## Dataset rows

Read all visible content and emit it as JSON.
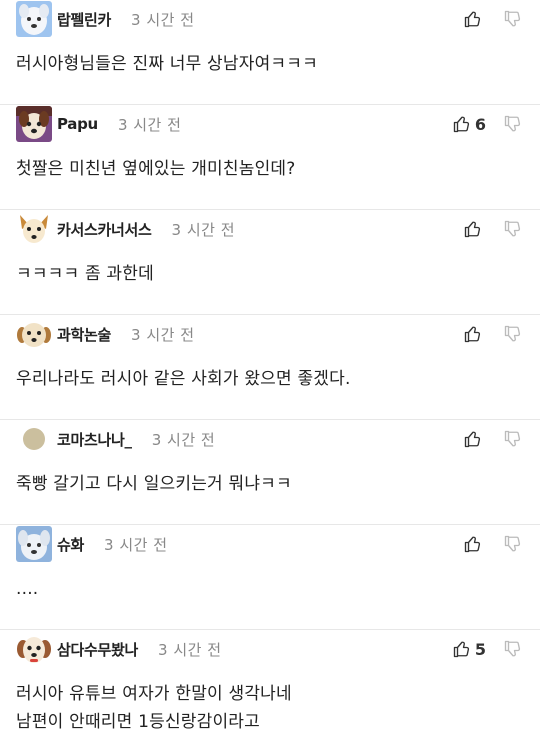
{
  "colors": {
    "text": "#222222",
    "time": "#888888",
    "divider": "#e7e7e7",
    "icon": "#333333",
    "icon_muted": "#bbbbbb"
  },
  "comments": [
    {
      "avatar_icon": "dog-face-icon",
      "nickname": "랍펠린카",
      "time": "3 시간 전",
      "like_count": "",
      "lines": [
        "러시아형님들은 진짜 너무 상남자여ㅋㅋㅋ"
      ]
    },
    {
      "avatar_icon": "dog-face-icon",
      "nickname": "Papu",
      "time": "3 시간 전",
      "like_count": "6",
      "lines": [
        "첫짤은 미친년 옆에있는 개미친놈인데?"
      ]
    },
    {
      "avatar_icon": "dog-face-icon",
      "nickname": "카서스카너서스",
      "time": "3 시간 전",
      "like_count": "",
      "lines": [
        "ㅋㅋㅋㅋ 좀 과한데"
      ]
    },
    {
      "avatar_icon": "dog-face-icon",
      "nickname": "과학논술",
      "time": "3 시간 전",
      "like_count": "",
      "lines": [
        "우리나라도 러시아 같은 사회가 왔으면 좋겠다."
      ]
    },
    {
      "avatar_icon": "circle-avatar-icon",
      "nickname": "코마츠나나_",
      "time": "3 시간 전",
      "like_count": "",
      "lines": [
        "죽빵 갈기고 다시 일으키는거 뭐냐ㅋㅋ"
      ]
    },
    {
      "avatar_icon": "dog-face-icon",
      "nickname": "슈화",
      "time": "3 시간 전",
      "like_count": "",
      "lines": [
        "...."
      ]
    },
    {
      "avatar_icon": "dog-face-icon",
      "nickname": "삼다수무봤나",
      "time": "3 시간 전",
      "like_count": "5",
      "lines": [
        "러시아 유튜브 여자가 한말이 생각나네",
        "남편이 안때리면 1등신랑감이라고"
      ]
    }
  ]
}
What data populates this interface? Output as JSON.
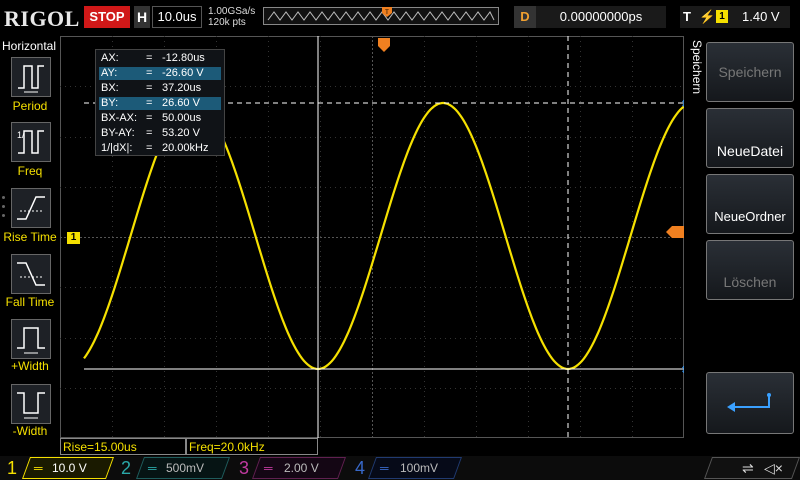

## EXERCISE DETAILS
Your task is to copy the entries in full and exactly, without any images.

## RESPONSE
Read all visible content and emit it as JSON.
{
  "colors": {
    "text": "#222222",
    "time": "#888888",
    "divider": "#e7e7e7",
    "icon": "#333333",
    "icon_muted": "#bbbbbb"
  },
  "comments": [
    {
      "avatar_icon": "dog-face-icon",
      "nickname": "랍펠린카",
      "time": "3 시간 전",
      "like_count": "",
      "lines": [
        "러시아형님들은 진짜 너무 상남자여ㅋㅋㅋ"
      ]
    },
    {
      "avatar_icon": "dog-face-icon",
      "nickname": "Papu",
      "time": "3 시간 전",
      "like_count": "6",
      "lines": [
        "첫짤은 미친년 옆에있는 개미친놈인데?"
      ]
    },
    {
      "avatar_icon": "dog-face-icon",
      "nickname": "카서스카너서스",
      "time": "3 시간 전",
      "like_count": "",
      "lines": [
        "ㅋㅋㅋㅋ 좀 과한데"
      ]
    },
    {
      "avatar_icon": "dog-face-icon",
      "nickname": "과학논술",
      "time": "3 시간 전",
      "like_count": "",
      "lines": [
        "우리나라도 러시아 같은 사회가 왔으면 좋겠다."
      ]
    },
    {
      "avatar_icon": "circle-avatar-icon",
      "nickname": "코마츠나나_",
      "time": "3 시간 전",
      "like_count": "",
      "lines": [
        "죽빵 갈기고 다시 일으키는거 뭐냐ㅋㅋ"
      ]
    },
    {
      "avatar_icon": "dog-face-icon",
      "nickname": "슈화",
      "time": "3 시간 전",
      "like_count": "",
      "lines": [
        "...."
      ]
    },
    {
      "avatar_icon": "dog-face-icon",
      "nickname": "삼다수무봤나",
      "time": "3 시간 전",
      "like_count": "5",
      "lines": [
        "러시아 유튜브 여자가 한말이 생각나네",
        "남편이 안때리면 1등신랑감이라고"
      ]
    }
  ]
}
What data populates this interface? Output as JSON.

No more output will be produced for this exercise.